» DO THIS:
Please return the material as a JSON list of strings, one string per line and no blank lines, beginning at the line that contains "body-text-segment: 育工作,孕产妇系统管理达到 95%以上,住院分娩率达到" and stopping after the line that contains "449, 693, 473]".

» SUPPLIED MATERIAL:

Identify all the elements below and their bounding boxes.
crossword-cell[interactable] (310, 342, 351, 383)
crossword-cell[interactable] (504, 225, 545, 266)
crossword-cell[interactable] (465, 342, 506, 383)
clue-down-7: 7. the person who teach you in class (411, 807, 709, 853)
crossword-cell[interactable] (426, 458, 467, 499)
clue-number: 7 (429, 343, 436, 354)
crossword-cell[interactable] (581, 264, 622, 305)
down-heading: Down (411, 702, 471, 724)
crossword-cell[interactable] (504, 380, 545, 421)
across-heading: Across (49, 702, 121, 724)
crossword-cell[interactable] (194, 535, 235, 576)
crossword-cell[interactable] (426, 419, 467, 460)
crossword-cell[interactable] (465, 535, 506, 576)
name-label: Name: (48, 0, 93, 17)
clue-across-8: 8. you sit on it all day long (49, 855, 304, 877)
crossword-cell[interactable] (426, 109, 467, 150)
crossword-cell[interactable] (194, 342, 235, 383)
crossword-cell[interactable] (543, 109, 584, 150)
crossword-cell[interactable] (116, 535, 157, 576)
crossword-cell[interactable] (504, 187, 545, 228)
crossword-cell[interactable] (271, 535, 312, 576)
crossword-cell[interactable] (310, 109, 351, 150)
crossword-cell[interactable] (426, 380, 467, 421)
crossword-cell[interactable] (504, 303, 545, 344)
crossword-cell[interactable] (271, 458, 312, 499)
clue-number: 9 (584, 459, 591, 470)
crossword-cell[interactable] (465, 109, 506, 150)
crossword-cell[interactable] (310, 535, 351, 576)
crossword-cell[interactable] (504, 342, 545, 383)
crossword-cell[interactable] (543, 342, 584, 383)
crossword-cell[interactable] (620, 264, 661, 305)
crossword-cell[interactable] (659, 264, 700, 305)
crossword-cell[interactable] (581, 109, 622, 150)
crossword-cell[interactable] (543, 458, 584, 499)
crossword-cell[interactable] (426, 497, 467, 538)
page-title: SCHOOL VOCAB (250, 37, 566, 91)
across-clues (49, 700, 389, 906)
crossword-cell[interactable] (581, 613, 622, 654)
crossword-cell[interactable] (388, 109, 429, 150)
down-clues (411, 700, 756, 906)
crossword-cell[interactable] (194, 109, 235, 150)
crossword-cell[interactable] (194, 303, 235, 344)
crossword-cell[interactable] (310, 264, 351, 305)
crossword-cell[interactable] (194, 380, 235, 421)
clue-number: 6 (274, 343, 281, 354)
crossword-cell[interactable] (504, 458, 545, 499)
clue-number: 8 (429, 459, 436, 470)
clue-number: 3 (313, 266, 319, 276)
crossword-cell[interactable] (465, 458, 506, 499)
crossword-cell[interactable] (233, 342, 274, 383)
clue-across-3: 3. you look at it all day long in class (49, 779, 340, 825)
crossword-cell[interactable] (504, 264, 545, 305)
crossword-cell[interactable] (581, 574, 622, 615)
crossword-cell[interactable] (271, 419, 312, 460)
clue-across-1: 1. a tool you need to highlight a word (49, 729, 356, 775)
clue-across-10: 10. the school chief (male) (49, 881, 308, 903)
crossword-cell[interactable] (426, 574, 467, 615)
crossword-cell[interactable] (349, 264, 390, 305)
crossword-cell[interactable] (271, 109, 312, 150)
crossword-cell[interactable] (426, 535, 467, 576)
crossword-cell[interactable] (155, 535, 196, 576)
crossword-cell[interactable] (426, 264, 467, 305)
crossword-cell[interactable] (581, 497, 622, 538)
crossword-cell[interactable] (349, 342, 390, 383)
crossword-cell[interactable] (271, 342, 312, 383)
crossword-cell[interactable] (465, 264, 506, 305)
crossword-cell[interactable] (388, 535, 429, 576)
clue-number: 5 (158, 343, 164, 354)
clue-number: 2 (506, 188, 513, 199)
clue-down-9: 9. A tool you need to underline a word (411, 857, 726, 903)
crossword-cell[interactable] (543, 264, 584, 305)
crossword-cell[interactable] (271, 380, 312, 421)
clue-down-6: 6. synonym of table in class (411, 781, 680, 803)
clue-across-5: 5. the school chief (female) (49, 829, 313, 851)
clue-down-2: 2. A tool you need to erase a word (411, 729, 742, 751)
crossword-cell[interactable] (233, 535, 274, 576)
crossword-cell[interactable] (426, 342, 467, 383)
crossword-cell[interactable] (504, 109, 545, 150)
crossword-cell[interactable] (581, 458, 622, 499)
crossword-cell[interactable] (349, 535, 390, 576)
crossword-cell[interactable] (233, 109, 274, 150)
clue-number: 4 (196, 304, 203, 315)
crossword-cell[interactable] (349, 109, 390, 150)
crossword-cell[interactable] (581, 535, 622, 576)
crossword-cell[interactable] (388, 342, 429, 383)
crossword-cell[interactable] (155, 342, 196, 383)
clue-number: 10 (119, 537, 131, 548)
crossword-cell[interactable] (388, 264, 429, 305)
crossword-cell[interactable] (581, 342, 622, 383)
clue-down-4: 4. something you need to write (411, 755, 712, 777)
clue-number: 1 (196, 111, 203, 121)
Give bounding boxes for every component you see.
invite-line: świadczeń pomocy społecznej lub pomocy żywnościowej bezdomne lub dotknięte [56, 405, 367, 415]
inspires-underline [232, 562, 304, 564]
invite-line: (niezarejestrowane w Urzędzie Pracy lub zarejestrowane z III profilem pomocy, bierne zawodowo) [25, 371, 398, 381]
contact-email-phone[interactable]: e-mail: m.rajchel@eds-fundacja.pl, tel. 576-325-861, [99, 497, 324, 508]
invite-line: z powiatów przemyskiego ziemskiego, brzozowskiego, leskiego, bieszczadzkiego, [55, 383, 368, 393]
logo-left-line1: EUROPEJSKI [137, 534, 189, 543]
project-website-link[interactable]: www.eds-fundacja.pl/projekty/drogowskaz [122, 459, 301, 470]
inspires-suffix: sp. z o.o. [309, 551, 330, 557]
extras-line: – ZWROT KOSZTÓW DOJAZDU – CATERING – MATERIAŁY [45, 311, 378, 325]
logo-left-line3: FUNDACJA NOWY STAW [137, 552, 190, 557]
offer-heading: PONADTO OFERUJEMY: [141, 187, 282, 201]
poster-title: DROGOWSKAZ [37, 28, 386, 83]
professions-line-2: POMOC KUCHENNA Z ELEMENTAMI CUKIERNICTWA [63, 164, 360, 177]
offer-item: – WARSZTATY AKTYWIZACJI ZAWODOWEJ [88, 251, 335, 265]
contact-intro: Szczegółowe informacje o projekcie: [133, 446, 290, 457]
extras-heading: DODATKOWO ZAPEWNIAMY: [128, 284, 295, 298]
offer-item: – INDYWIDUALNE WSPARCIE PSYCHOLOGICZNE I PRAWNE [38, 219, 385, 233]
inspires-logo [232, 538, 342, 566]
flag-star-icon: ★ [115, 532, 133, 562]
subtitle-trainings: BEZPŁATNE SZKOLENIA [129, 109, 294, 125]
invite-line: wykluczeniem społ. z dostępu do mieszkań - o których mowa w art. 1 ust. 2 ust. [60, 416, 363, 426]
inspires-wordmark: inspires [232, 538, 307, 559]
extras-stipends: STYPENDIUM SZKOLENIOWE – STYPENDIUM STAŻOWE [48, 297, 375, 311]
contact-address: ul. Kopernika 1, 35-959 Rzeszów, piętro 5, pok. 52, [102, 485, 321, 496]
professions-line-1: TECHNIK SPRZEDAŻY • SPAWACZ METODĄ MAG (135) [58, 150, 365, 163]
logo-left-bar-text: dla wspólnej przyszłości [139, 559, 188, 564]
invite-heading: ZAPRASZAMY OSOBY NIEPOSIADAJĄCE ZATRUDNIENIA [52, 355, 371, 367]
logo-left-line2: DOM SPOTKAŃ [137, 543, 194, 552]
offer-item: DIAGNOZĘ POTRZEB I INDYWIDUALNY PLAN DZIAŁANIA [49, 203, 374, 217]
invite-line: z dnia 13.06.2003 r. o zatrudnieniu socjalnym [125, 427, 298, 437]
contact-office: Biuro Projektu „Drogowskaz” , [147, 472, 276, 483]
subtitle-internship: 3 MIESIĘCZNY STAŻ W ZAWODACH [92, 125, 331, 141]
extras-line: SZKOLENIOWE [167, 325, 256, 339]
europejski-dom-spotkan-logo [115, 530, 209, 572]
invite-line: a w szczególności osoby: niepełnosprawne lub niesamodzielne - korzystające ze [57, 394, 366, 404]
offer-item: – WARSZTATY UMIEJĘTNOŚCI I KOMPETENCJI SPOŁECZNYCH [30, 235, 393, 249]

--

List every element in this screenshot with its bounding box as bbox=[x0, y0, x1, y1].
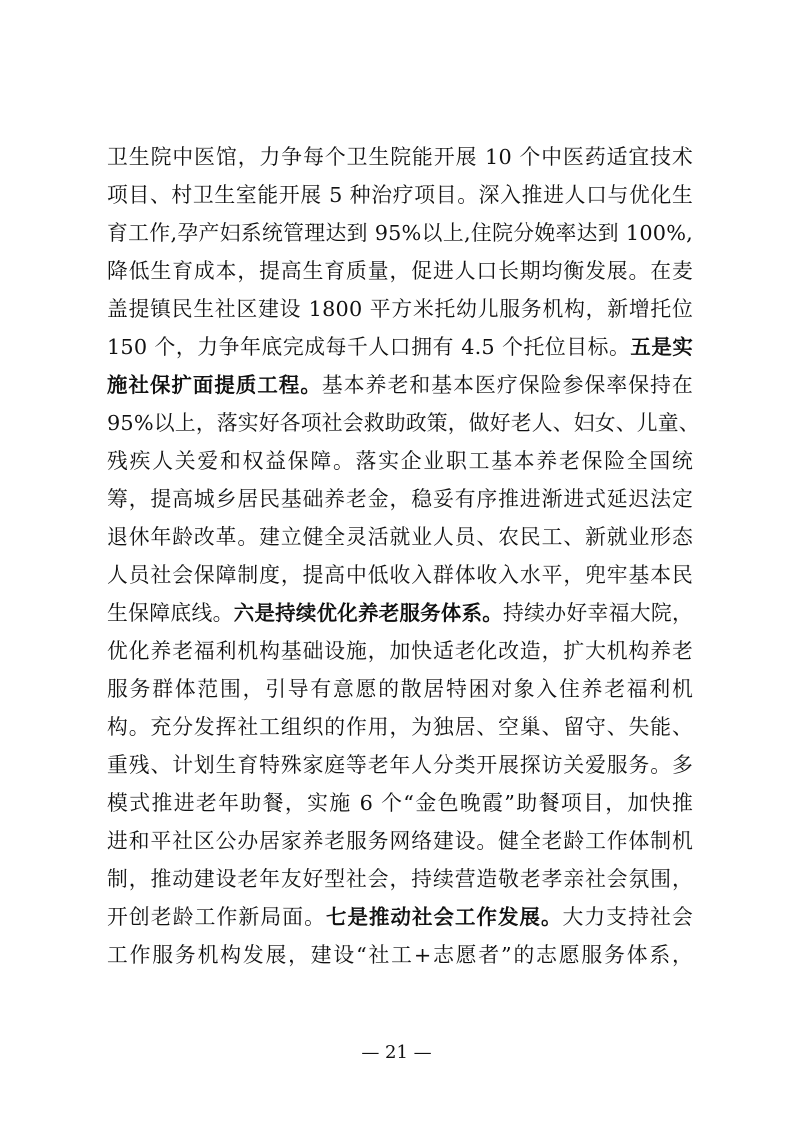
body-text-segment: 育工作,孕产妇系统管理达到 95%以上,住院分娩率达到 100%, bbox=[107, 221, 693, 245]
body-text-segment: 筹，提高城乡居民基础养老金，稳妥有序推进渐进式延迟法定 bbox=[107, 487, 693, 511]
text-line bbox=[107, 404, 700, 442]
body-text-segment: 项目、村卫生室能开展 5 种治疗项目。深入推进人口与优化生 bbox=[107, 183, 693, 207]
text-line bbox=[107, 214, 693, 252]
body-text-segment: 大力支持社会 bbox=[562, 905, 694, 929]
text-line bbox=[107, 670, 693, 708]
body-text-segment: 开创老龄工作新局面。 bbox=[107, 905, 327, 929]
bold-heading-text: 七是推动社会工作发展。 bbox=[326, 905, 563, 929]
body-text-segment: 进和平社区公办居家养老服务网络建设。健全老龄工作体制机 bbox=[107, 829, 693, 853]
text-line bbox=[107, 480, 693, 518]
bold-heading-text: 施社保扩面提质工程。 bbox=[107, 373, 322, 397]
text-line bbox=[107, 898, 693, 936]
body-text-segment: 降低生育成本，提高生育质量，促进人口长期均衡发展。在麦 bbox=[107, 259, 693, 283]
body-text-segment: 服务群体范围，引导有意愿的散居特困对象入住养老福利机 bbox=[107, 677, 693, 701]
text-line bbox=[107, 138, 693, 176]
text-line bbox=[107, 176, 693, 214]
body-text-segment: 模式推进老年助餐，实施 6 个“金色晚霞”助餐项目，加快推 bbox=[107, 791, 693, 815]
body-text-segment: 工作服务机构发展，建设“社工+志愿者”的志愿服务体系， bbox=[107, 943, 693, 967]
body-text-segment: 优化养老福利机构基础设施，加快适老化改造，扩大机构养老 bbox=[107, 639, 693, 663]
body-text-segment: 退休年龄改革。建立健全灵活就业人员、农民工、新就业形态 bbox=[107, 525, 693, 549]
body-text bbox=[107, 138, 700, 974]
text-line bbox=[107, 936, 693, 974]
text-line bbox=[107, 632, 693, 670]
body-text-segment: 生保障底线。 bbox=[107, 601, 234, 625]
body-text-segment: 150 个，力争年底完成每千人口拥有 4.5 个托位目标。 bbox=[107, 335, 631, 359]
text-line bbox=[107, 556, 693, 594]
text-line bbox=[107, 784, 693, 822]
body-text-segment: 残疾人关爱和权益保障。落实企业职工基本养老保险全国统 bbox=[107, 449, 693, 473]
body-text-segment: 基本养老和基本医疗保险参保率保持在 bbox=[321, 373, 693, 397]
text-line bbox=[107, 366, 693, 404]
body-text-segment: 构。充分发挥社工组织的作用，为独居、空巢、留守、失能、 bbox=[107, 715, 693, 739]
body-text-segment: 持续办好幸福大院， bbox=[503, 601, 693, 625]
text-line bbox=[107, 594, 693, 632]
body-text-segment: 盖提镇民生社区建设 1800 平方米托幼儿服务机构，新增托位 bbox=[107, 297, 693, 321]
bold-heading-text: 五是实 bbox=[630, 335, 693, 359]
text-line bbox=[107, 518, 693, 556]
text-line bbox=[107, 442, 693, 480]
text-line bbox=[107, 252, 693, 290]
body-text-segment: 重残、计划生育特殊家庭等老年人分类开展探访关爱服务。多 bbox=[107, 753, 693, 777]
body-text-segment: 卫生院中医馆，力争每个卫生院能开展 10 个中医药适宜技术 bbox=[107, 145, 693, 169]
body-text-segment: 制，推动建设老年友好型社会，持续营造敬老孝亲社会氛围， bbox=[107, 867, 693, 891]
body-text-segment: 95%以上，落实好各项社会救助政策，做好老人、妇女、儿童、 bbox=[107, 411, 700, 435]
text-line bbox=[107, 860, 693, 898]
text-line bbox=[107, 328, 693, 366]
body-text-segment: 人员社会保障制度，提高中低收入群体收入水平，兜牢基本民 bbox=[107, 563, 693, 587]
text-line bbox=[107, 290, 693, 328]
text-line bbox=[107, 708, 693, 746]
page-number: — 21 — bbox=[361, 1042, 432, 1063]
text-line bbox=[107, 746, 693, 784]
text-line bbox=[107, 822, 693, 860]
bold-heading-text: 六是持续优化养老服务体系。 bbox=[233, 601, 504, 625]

...

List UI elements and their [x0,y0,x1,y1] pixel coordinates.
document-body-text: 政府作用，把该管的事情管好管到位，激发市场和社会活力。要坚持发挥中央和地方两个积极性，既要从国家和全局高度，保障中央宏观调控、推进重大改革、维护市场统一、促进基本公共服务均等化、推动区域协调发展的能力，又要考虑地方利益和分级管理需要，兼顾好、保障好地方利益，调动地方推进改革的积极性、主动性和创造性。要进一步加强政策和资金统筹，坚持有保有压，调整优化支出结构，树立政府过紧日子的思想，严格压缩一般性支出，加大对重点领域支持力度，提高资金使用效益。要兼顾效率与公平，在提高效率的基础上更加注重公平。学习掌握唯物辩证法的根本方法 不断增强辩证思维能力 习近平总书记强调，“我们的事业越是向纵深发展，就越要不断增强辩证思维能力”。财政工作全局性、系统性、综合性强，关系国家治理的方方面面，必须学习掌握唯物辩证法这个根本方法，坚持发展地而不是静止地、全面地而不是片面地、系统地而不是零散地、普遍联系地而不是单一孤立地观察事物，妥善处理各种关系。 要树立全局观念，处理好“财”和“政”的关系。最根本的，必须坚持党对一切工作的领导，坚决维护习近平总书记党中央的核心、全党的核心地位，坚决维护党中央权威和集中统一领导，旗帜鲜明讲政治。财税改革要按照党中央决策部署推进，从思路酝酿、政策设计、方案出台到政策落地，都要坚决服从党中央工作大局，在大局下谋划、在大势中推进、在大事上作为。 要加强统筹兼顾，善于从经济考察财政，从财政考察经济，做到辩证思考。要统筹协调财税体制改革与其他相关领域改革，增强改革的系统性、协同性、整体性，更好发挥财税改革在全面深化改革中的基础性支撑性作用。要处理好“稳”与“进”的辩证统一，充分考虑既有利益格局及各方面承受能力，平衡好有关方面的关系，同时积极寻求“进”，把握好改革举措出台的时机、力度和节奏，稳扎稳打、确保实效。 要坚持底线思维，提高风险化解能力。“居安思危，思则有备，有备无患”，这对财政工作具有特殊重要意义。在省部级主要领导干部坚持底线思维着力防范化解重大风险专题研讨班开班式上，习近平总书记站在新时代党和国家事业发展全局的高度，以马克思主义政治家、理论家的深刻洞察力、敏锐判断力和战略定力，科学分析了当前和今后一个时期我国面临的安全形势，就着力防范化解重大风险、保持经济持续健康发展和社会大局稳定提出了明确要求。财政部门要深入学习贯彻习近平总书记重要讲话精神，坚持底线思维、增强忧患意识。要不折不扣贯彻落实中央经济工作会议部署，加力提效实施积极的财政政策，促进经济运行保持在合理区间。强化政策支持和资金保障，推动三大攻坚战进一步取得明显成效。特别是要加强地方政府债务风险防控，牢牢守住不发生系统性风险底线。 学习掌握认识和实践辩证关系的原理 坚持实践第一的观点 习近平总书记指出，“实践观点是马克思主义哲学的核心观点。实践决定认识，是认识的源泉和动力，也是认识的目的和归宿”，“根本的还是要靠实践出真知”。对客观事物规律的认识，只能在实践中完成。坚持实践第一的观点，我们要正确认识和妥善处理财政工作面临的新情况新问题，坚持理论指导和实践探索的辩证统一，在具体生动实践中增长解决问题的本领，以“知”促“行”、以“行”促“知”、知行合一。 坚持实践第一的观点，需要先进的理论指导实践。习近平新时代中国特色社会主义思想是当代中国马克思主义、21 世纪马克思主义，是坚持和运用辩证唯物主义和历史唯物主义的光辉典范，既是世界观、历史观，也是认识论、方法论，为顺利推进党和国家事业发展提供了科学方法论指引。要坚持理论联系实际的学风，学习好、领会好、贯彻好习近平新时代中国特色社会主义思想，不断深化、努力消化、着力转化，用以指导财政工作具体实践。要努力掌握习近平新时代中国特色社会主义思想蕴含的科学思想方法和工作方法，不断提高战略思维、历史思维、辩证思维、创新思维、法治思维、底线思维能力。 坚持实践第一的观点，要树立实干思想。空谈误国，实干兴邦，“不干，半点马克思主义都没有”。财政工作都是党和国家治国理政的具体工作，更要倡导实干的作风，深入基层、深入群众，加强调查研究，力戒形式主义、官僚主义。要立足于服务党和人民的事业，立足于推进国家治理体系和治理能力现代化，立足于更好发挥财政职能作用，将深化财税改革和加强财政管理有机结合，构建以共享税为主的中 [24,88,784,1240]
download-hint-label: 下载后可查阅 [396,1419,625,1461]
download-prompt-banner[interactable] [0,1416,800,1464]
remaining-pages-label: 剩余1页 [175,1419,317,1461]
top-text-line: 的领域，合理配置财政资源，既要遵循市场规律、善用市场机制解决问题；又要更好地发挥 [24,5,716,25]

» TASK RESULT:
[
  "body-text-segment: 育工作,孕产妇系统管理达到 95%以上,住院分娩率达到 100%, bbox=[107, 221, 693, 245]",
  "body-text-segment: 筹，提高城乡居民基础养老金，稳妥有序推进渐进式延迟法定 bbox=[107, 487, 693, 511]",
  "text-line bbox=[107, 404, 700, 442]",
  "body-text-segment: 项目、村卫生室能开展 5 种治疗项目。深入推进人口与优化生 bbox=[107, 183, 693, 207]",
  "text-line bbox=[107, 214, 693, 252]",
  "body-text-segment: 大力支持社会 bbox=[562, 905, 694, 929]",
  "text-line bbox=[107, 670, 693, 708]",
  "body-text-segment: 开创老龄工作新局面。 bbox=[107, 905, 327, 929]",
  "bold-heading-text: 七是推动社会工作发展。 bbox=[326, 905, 563, 929]",
  "body-text-segment: 进和平社区公办居家养老服务网络建设。健全老龄工作体制机 bbox=[107, 829, 693, 853]",
  "text-line bbox=[107, 480, 693, 518]",
  "bold-heading-text: 施社保扩面提质工程。 bbox=[107, 373, 322, 397]",
  "text-line bbox=[107, 898, 693, 936]",
  "body-text-segment: 降低生育成本，提高生育质量，促进人口长期均衡发展。在麦 bbox=[107, 259, 693, 283]",
  "body-text-segment: 服务群体范围，引导有意愿的散居特困对象入住养老福利机 bbox=[107, 677, 693, 701]",
  "text-line bbox=[107, 138, 693, 176]",
  "text-line bbox=[107, 176, 693, 214]",
  "body-text-segment: 模式推进老年助餐，实施 6 个“金色晚霞”助餐项目，加快推 bbox=[107, 791, 693, 815]",
  "body-text-segment: 工作服务机构发展，建设“社工+志愿者”的志愿服务体系， bbox=[107, 943, 693, 967]",
  "body-text-segment: 优化养老福利机构基础设施，加快适老化改造，扩大机构养老 bbox=[107, 639, 693, 663]",
  "body-text-segment: 退休年龄改革。建立健全灵活就业人员、农民工、新就业形态 bbox=[107, 525, 693, 549]",
  "body-text bbox=[107, 138, 700, 974]",
  "text-line bbox=[107, 936, 693, 974]",
  "text-line bbox=[107, 632, 693, 670]",
  "body-text-segment: 生保障底线。 bbox=[107, 601, 234, 625]",
  "body-text-segment: 150 个，力争年底完成每千人口拥有 4.5 个托位目标。 bbox=[107, 335, 631, 359]",
  "text-line bbox=[107, 556, 693, 594]",
  "text-line bbox=[107, 784, 693, 822]",
  "body-text-segment: 残疾人关爱和权益保障。落实企业职工基本养老保险全国统 bbox=[107, 449, 693, 473]"
]